*TASK BRIEF*:
Retype all of the data exactly as given.

*PROVIDED RECORDS*:
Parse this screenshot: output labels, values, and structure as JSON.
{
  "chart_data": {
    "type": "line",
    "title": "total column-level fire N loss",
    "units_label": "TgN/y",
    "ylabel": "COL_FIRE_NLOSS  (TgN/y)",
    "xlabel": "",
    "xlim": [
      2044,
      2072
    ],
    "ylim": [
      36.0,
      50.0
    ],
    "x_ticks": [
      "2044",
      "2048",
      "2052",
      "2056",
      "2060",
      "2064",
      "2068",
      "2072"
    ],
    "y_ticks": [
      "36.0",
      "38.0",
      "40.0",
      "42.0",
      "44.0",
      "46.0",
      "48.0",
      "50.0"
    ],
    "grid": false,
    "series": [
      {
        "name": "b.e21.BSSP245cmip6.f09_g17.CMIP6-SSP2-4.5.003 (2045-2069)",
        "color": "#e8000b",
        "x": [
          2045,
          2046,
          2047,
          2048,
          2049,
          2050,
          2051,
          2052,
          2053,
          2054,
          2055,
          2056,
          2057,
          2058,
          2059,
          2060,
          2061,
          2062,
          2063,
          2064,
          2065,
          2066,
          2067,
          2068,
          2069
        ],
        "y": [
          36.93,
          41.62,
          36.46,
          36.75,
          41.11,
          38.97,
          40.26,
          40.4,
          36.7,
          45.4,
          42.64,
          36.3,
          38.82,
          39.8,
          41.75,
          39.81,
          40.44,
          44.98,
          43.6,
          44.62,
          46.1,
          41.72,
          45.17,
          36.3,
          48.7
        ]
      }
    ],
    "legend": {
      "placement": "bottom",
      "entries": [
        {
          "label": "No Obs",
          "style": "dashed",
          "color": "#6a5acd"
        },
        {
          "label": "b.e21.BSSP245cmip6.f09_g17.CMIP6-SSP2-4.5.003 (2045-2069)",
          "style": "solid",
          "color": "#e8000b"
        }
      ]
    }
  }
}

*EXERCISE RESPONSE*:
Parse this screenshot: output labels, values, and structure as JSON.
{
  "chart_data": {
    "type": "line",
    "title": "total column-level fire N loss",
    "units_label": "TgN/y",
    "ylabel": "COL_FIRE_NLOSS  (TgN/y)",
    "xlabel": "",
    "xlim": [
      2044,
      2072
    ],
    "ylim": [
      36.0,
      50.0
    ],
    "x_ticks": [
      "2044",
      "2048",
      "2052",
      "2056",
      "2060",
      "2064",
      "2068",
      "2072"
    ],
    "y_ticks": [
      "36.0",
      "38.0",
      "40.0",
      "42.0",
      "44.0",
      "46.0",
      "48.0",
      "50.0"
    ],
    "grid": false,
    "series": [
      {
        "name": "b.e21.BSSP245cmip6.f09_g17.CMIP6-SSP2-4.5.003 (2045-2069)",
        "color": "#e8000b",
        "x": [
          2045,
          2046,
          2047,
          2048,
          2049,
          2050,
          2051,
          2052,
          2053,
          2054,
          2055,
          2056,
          2057,
          2058,
          2059,
          2060,
          2061,
          2062,
          2063,
          2064,
          2065,
          2066,
          2067,
          2068,
          2069
        ],
        "y": [
          36.93,
          41.62,
          36.46,
          36.75,
          41.11,
          38.97,
          40.26,
          40.4,
          36.7,
          45.4,
          42.64,
          36.3,
          38.82,
          39.8,
          41.75,
          39.81,
          40.44,
          44.98,
          43.6,
          44.62,
          46.1,
          41.72,
          45.17,
          36.3,
          48.7
        ]
      }
    ],
    "legend": {
      "placement": "bottom",
      "entries": [
        {
          "label": "No Obs",
          "style": "dashed",
          "color": "#6a5acd"
        },
        {
          "label": "b.e21.BSSP245cmip6.f09_g17.CMIP6-SSP2-4.5.003 (2045-2069)",
          "style": "solid",
          "color": "#e8000b"
        }
      ]
    }
  }
}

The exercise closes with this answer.